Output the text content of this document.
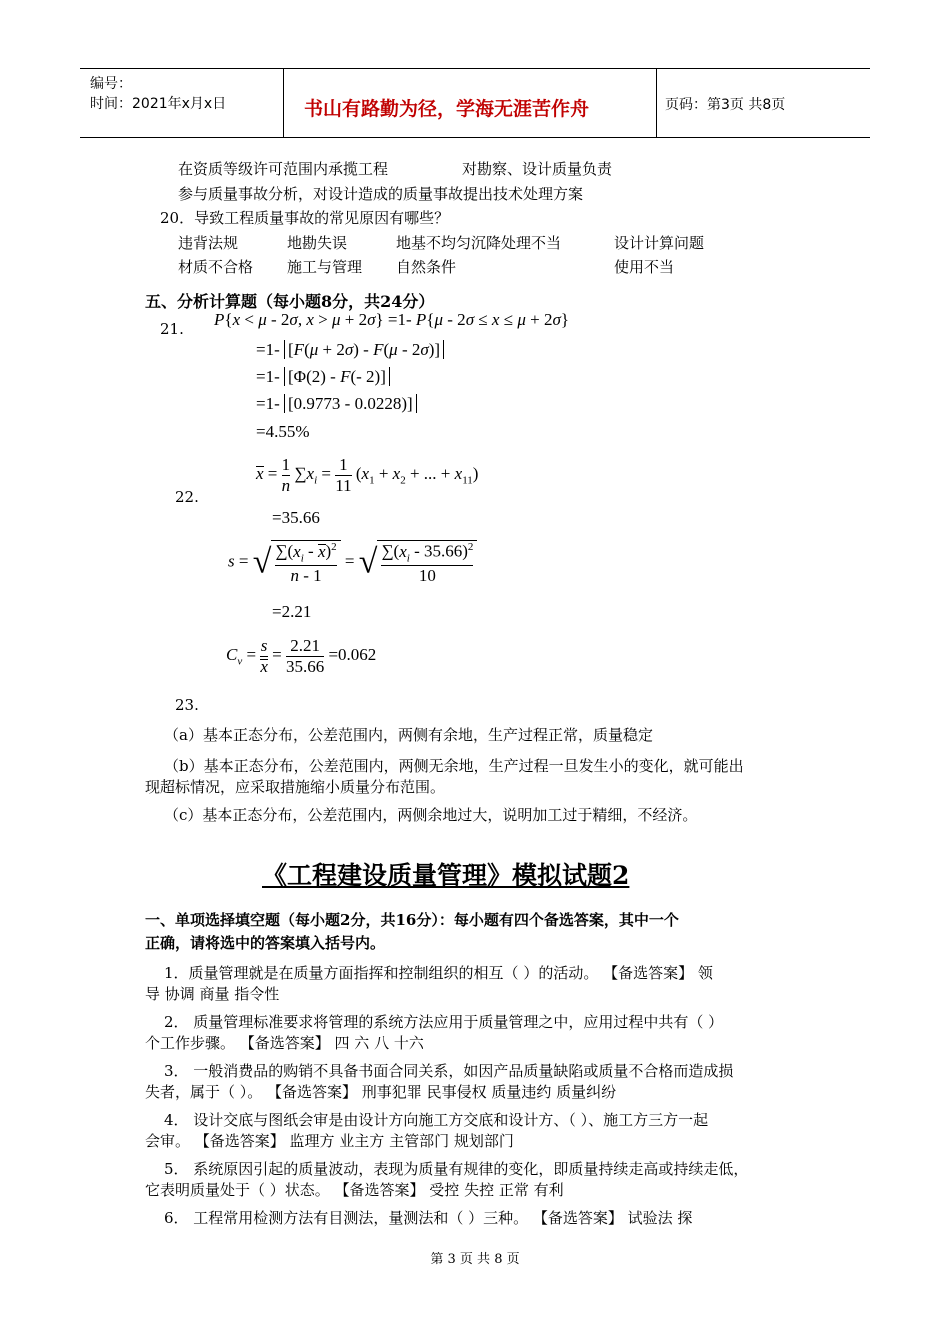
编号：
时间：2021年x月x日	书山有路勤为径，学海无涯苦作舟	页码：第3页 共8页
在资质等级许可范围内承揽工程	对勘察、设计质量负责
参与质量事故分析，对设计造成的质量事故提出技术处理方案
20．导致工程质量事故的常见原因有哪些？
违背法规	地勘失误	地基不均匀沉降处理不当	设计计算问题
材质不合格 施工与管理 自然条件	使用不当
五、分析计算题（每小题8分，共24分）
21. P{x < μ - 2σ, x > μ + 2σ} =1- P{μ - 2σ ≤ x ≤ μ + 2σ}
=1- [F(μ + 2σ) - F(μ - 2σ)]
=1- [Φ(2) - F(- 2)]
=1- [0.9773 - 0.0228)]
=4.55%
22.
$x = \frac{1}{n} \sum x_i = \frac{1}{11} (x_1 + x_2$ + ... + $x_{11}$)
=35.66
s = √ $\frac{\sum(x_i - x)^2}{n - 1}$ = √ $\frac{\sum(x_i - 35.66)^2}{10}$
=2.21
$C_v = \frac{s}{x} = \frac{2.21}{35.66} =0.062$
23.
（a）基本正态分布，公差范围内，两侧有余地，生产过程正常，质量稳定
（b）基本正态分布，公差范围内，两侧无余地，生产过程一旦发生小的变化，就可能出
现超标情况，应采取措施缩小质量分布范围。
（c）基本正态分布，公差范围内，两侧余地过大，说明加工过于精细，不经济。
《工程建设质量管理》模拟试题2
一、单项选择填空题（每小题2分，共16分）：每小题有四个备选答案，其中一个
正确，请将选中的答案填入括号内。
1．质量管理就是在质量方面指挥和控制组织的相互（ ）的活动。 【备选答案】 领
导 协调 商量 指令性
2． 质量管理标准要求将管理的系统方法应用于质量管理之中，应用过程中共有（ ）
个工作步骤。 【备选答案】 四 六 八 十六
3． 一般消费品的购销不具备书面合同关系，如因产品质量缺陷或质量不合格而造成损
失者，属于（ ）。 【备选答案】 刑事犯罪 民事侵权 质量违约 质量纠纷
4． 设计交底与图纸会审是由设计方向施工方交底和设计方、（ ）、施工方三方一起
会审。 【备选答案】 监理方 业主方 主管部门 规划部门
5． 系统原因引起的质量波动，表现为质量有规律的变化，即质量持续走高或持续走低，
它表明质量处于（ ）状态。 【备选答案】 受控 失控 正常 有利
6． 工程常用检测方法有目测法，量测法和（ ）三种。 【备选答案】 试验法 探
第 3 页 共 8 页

...

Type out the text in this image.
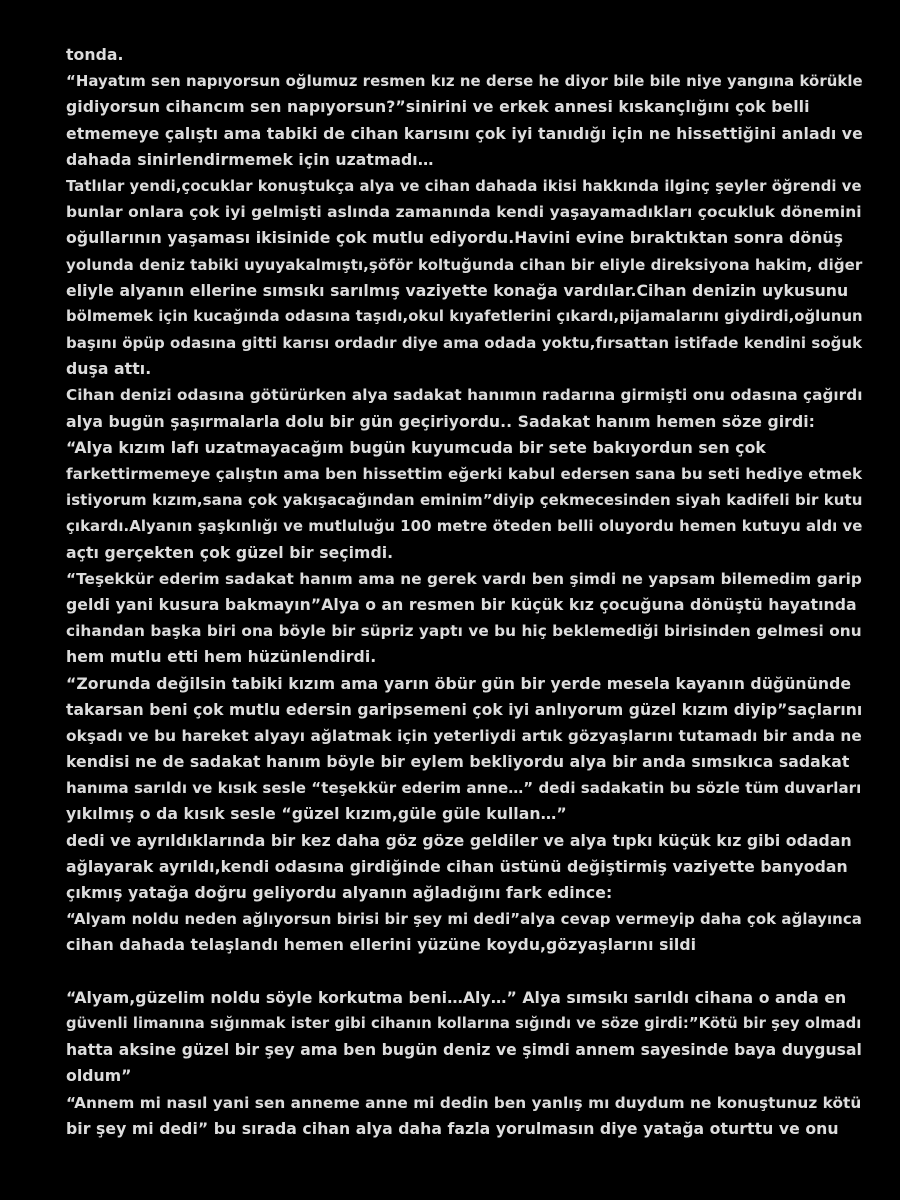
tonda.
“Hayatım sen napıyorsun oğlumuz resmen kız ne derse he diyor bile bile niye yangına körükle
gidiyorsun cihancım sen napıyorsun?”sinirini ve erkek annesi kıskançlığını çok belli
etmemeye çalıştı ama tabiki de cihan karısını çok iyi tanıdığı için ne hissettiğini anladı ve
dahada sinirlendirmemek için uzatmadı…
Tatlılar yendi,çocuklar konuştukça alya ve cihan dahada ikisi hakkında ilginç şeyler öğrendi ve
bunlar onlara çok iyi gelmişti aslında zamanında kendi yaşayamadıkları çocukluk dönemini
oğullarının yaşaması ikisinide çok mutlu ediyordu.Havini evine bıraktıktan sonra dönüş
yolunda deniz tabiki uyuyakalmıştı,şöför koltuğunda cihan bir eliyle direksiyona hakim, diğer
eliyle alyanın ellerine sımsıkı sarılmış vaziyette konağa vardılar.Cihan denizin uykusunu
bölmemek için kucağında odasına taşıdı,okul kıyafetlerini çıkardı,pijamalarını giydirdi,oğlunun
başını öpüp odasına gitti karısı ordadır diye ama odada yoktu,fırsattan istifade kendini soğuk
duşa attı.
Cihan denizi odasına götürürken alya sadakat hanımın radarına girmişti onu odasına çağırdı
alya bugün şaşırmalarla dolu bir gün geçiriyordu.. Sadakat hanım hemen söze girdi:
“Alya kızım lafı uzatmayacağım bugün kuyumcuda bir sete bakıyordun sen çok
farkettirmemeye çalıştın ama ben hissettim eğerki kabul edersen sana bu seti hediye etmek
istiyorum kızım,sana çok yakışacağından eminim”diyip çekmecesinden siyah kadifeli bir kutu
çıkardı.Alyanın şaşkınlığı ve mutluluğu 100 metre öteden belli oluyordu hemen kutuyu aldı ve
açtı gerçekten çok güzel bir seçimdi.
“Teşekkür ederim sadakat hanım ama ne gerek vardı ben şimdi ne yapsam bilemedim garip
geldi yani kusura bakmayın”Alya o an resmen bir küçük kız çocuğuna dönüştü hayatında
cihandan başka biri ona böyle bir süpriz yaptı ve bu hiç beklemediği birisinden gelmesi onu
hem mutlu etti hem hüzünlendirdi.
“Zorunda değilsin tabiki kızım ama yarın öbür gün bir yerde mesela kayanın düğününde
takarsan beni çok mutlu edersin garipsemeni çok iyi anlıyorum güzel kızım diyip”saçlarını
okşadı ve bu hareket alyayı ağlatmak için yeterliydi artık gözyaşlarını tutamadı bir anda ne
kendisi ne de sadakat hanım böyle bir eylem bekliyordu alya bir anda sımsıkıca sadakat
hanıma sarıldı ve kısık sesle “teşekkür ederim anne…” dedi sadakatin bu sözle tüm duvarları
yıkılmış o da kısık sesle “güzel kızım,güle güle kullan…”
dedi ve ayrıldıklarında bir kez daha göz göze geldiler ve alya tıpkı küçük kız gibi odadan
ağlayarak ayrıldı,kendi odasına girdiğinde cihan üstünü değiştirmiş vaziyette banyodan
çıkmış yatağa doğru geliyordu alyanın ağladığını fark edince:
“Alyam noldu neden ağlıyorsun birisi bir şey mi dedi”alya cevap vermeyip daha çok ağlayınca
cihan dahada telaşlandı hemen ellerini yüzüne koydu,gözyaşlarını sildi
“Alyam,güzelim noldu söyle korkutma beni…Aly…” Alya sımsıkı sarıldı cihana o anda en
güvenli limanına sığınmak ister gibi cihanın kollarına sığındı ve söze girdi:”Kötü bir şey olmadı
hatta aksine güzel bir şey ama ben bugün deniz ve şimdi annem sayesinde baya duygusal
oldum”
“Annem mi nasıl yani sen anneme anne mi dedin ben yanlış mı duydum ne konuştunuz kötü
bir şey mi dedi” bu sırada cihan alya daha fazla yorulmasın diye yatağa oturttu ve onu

→ GIVEN REQUEST
Copy out each line in the preceding records that contains "hemen".

→ FULL SOLUTION
alya bugün şaşırmalarla dolu bir gün geçiriyordu.. Sadakat hanım hemen söze girdi:
çıkardı.Alyanın şaşkınlığı ve mutluluğu 100 metre öteden belli oluyordu hemen kutuyu aldı ve
cihan dahada telaşlandı hemen ellerini yüzüne koydu,gözyaşlarını sildi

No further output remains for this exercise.